__Objective__.
Look through the lines and report how many include the word "JSON", giving nothing but the number.

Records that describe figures
**********

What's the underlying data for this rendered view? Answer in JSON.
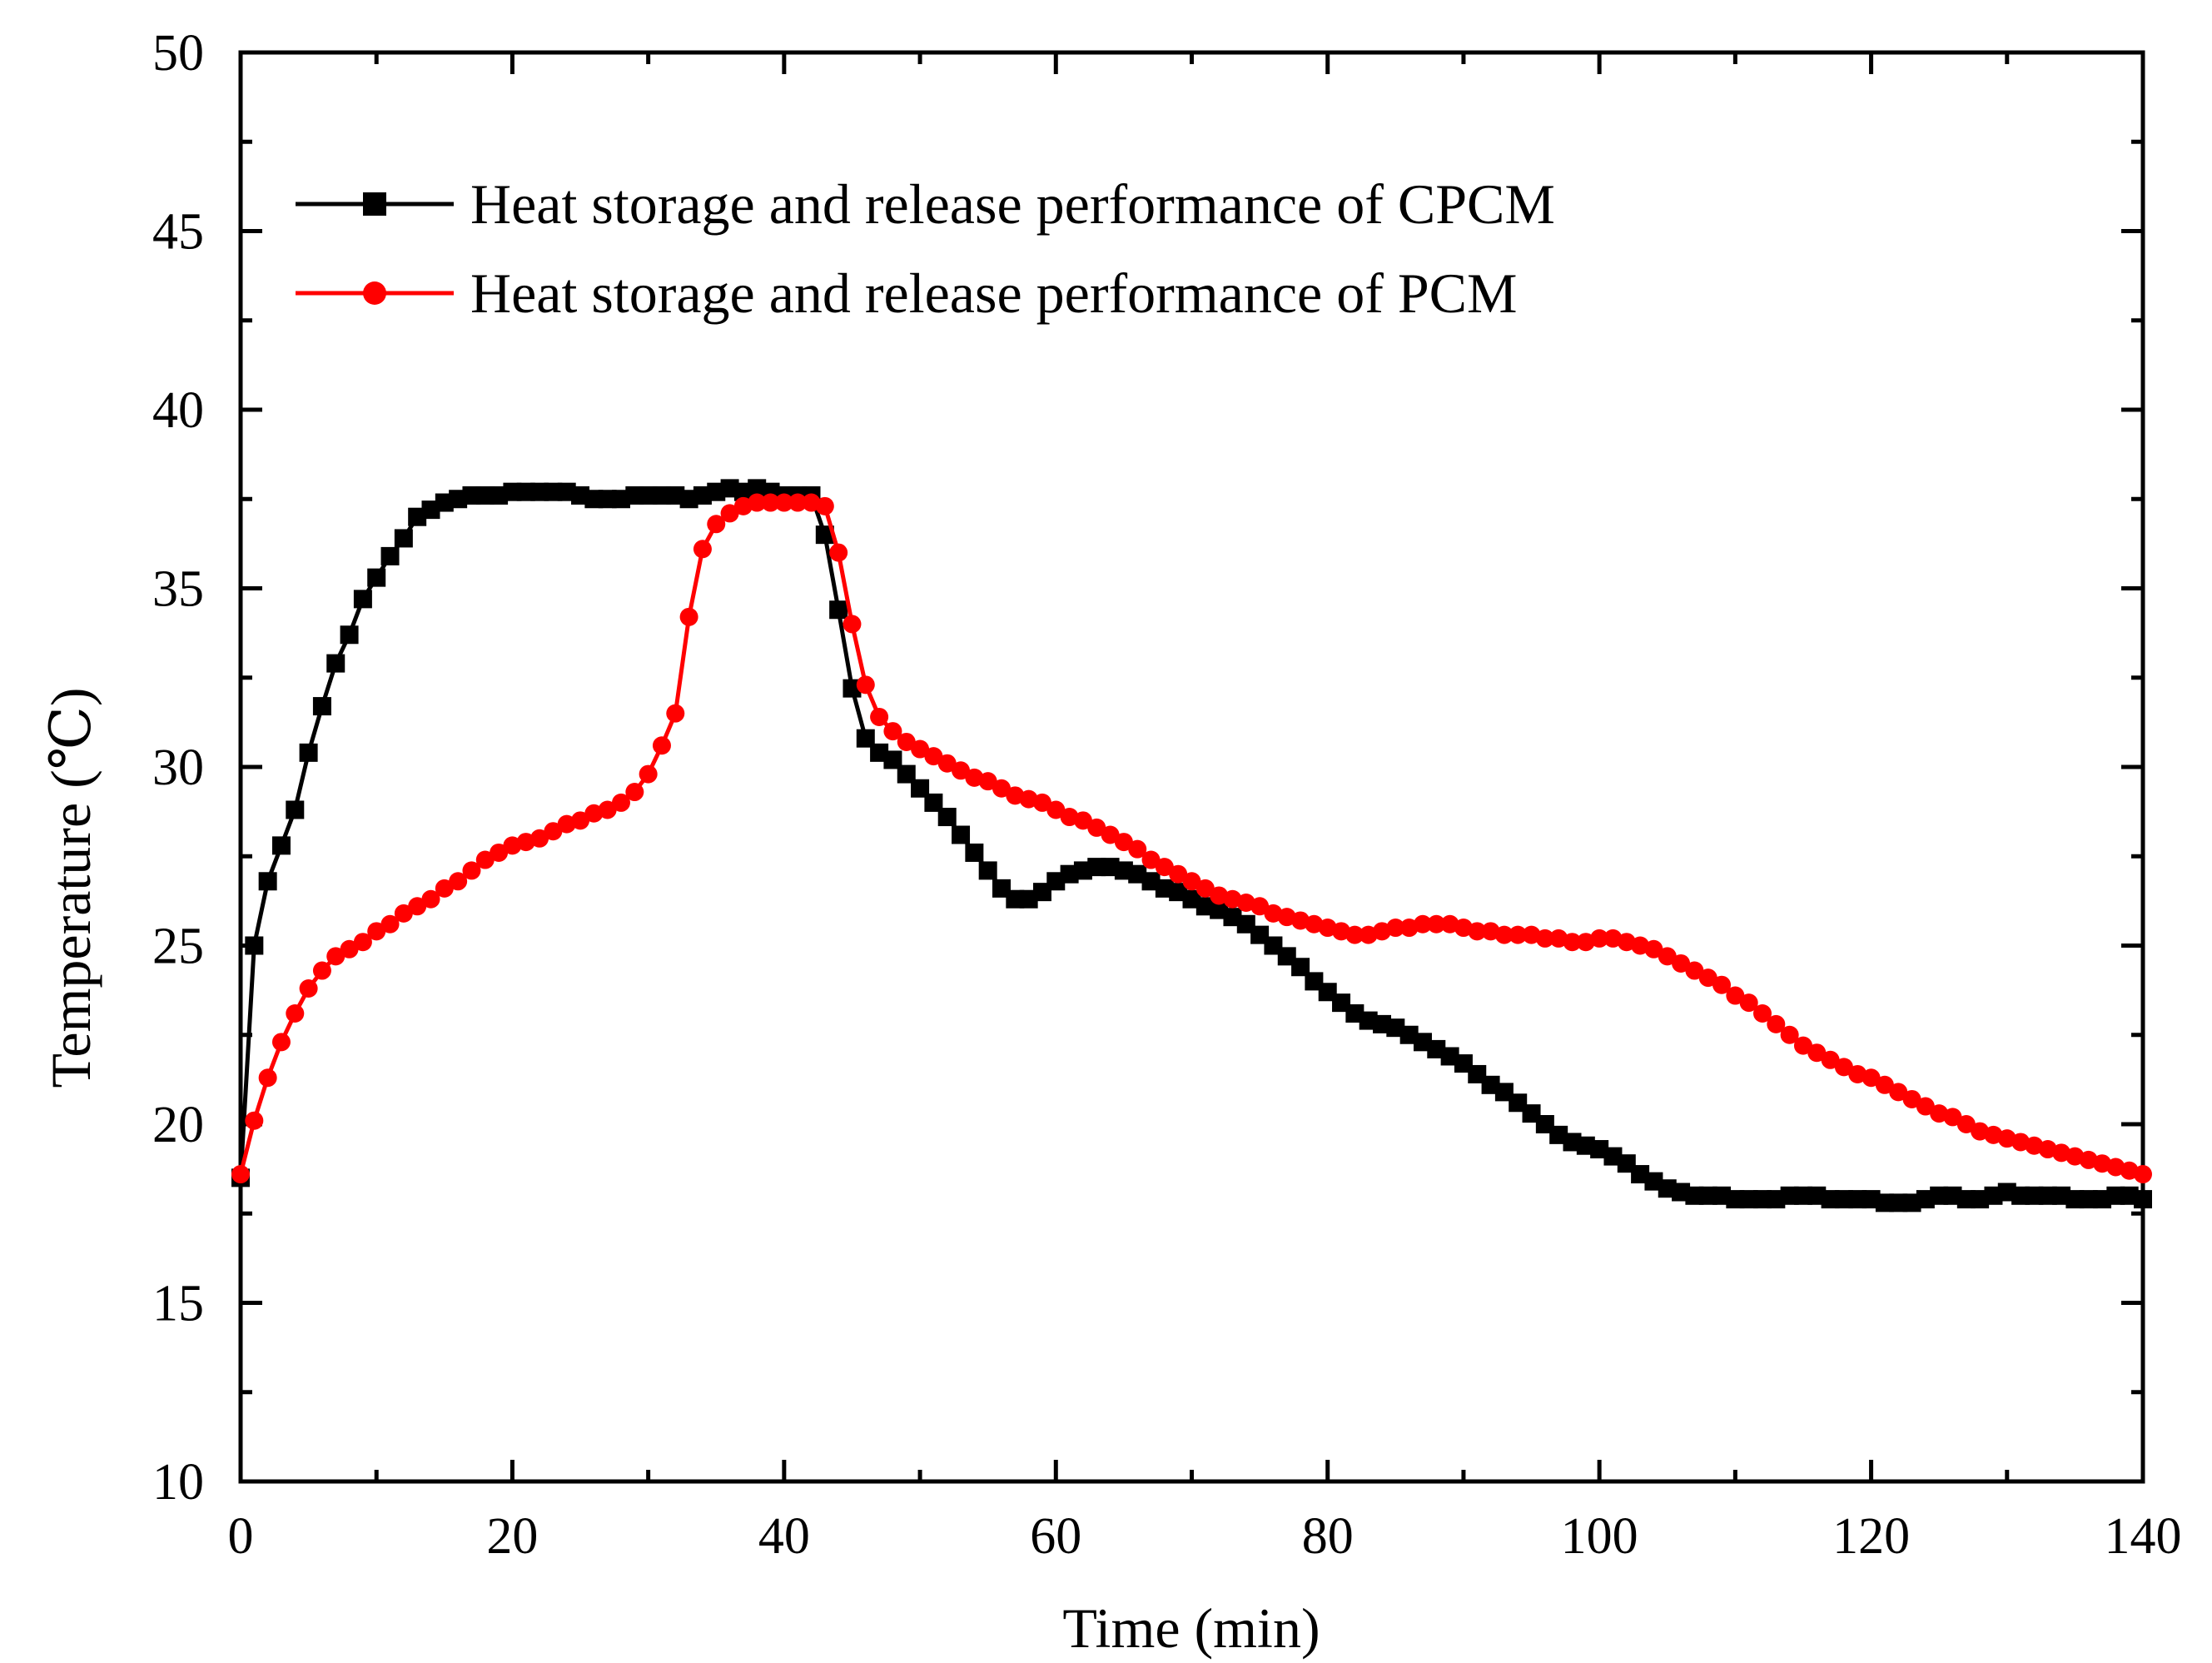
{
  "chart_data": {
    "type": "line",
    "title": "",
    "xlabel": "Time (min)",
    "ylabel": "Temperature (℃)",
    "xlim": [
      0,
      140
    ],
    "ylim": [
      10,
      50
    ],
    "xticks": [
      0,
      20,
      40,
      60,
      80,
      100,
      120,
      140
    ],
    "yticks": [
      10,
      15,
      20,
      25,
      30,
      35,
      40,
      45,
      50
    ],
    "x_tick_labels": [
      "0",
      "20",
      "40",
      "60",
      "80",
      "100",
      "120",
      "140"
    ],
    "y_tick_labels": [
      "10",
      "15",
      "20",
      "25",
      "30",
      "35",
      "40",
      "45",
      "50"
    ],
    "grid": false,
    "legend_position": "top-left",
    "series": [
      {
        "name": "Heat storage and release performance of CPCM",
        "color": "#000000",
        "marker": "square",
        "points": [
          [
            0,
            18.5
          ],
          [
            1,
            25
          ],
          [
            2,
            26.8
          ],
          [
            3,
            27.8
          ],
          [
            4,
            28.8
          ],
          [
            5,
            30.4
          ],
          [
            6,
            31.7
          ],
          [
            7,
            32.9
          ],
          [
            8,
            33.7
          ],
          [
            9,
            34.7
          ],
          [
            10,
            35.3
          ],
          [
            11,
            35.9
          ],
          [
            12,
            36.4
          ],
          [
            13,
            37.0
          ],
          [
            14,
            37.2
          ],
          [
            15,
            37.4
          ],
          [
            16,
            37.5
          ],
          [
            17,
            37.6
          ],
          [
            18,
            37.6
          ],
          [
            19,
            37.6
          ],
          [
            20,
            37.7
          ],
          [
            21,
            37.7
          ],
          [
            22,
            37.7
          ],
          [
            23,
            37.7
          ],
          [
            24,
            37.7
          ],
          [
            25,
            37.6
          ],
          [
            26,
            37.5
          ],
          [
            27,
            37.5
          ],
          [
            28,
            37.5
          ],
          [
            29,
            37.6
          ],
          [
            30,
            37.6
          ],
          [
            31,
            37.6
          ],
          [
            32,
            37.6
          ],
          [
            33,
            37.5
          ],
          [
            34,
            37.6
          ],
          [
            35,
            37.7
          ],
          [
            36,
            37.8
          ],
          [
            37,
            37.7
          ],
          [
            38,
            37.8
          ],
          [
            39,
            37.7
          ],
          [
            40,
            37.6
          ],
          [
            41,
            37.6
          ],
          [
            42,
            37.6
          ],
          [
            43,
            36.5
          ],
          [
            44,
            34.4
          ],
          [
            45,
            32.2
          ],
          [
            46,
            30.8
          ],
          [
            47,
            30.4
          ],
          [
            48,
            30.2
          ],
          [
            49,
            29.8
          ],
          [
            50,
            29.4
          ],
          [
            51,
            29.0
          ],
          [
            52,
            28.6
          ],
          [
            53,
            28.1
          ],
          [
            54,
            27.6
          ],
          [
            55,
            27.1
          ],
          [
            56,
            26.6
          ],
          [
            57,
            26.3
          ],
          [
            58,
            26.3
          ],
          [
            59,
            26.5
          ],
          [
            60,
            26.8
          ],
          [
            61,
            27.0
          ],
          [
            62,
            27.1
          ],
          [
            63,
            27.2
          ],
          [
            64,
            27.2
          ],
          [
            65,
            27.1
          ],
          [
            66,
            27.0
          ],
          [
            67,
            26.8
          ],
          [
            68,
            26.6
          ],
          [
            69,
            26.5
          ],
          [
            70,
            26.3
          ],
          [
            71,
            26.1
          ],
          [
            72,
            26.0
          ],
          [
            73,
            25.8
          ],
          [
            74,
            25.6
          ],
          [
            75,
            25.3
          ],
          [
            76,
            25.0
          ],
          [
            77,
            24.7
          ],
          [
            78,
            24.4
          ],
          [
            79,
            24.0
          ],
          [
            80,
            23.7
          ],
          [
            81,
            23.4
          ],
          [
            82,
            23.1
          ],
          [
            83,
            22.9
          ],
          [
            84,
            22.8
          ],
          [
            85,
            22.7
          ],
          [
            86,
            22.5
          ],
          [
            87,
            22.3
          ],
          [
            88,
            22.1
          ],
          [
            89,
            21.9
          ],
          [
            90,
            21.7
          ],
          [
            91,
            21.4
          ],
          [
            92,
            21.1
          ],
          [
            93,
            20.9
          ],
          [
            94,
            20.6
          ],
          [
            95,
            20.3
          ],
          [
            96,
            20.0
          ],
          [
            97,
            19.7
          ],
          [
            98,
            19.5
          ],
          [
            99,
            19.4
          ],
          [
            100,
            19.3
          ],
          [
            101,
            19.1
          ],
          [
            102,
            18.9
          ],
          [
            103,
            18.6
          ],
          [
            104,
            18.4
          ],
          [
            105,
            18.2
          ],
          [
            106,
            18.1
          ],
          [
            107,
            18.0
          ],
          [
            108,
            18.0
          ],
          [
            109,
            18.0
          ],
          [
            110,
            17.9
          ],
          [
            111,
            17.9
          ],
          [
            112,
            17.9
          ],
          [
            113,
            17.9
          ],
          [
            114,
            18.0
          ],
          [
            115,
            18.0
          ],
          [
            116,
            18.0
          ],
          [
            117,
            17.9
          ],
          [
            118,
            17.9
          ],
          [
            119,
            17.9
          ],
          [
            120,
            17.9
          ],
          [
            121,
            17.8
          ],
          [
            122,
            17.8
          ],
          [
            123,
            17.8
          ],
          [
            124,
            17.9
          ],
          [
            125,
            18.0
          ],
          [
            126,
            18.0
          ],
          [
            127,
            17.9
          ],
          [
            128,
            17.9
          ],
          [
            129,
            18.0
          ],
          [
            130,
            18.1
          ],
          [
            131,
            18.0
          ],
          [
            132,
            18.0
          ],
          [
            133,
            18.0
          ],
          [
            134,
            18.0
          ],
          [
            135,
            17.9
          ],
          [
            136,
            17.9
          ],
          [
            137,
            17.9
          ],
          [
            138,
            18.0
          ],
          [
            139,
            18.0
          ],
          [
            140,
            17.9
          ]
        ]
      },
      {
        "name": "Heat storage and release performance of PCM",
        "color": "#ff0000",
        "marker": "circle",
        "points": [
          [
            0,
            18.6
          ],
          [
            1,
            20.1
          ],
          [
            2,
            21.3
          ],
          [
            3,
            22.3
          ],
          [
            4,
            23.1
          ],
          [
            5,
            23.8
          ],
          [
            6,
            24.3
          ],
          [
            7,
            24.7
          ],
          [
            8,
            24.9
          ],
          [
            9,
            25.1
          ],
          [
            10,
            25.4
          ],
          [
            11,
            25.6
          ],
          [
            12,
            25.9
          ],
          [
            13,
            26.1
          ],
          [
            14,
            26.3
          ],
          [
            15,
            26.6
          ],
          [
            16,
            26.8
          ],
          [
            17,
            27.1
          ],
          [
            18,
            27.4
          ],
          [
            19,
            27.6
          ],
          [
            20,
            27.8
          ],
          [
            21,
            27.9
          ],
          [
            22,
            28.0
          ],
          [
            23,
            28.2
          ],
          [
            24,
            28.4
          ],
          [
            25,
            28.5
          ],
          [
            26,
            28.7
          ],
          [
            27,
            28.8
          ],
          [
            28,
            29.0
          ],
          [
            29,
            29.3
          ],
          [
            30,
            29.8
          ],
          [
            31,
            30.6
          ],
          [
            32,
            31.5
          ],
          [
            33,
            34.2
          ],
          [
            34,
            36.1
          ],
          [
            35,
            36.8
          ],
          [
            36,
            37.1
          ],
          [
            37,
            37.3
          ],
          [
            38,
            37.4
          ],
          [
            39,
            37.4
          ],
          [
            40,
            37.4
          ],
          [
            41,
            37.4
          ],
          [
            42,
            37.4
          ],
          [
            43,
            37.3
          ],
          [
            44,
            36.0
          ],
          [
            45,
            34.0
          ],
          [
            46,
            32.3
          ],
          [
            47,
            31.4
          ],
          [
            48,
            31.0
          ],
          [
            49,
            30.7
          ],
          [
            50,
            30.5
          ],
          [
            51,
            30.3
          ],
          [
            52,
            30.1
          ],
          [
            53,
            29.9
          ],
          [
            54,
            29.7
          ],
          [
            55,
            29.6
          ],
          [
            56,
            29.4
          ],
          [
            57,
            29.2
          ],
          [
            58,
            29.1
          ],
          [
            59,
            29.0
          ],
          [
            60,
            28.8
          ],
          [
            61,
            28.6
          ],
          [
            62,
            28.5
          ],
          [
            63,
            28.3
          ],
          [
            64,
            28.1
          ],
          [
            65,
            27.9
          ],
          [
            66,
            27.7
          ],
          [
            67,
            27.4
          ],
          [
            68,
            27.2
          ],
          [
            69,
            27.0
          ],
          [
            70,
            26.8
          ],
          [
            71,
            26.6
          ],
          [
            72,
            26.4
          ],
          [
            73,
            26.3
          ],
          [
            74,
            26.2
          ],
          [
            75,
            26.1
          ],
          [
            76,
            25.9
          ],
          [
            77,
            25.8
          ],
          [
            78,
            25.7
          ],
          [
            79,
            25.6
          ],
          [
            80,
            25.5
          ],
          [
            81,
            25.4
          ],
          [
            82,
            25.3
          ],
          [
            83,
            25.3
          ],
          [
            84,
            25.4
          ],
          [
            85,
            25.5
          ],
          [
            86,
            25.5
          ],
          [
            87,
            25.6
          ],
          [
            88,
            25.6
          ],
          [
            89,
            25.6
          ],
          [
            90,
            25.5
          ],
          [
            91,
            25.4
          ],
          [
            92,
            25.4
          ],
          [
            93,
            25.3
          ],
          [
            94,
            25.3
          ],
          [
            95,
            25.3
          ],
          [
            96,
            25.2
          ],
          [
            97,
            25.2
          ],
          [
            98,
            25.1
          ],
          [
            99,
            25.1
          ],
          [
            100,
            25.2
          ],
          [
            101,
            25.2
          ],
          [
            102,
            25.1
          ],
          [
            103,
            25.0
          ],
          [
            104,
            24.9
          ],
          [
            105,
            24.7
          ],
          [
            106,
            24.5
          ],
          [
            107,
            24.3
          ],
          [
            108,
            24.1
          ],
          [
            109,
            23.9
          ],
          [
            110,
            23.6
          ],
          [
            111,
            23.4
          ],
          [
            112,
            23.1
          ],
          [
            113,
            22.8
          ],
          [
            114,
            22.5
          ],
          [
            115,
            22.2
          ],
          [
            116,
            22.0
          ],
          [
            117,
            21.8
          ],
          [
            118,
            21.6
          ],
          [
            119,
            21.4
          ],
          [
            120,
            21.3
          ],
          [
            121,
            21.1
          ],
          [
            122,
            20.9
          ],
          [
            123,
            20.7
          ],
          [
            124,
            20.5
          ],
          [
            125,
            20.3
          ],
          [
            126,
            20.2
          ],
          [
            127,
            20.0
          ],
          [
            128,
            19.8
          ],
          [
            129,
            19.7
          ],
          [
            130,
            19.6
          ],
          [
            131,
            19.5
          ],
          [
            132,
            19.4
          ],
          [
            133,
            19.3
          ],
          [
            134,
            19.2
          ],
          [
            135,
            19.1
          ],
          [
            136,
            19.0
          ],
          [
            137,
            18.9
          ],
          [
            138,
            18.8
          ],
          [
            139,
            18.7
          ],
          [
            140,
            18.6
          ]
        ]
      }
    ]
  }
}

**********

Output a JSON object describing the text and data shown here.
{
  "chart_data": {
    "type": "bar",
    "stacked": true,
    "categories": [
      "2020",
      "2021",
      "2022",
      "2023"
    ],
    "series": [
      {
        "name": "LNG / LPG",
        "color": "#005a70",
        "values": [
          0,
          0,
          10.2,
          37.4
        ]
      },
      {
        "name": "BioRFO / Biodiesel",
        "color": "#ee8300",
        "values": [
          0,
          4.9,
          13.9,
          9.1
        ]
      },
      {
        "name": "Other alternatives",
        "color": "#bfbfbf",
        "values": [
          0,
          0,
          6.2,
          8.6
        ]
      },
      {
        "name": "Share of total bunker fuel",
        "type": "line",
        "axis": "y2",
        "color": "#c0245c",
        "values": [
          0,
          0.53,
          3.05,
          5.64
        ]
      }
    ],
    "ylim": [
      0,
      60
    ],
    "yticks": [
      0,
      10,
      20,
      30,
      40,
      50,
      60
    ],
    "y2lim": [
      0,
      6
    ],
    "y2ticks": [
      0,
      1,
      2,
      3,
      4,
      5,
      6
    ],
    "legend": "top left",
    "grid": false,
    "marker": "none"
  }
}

**********

__Problem solution__.
2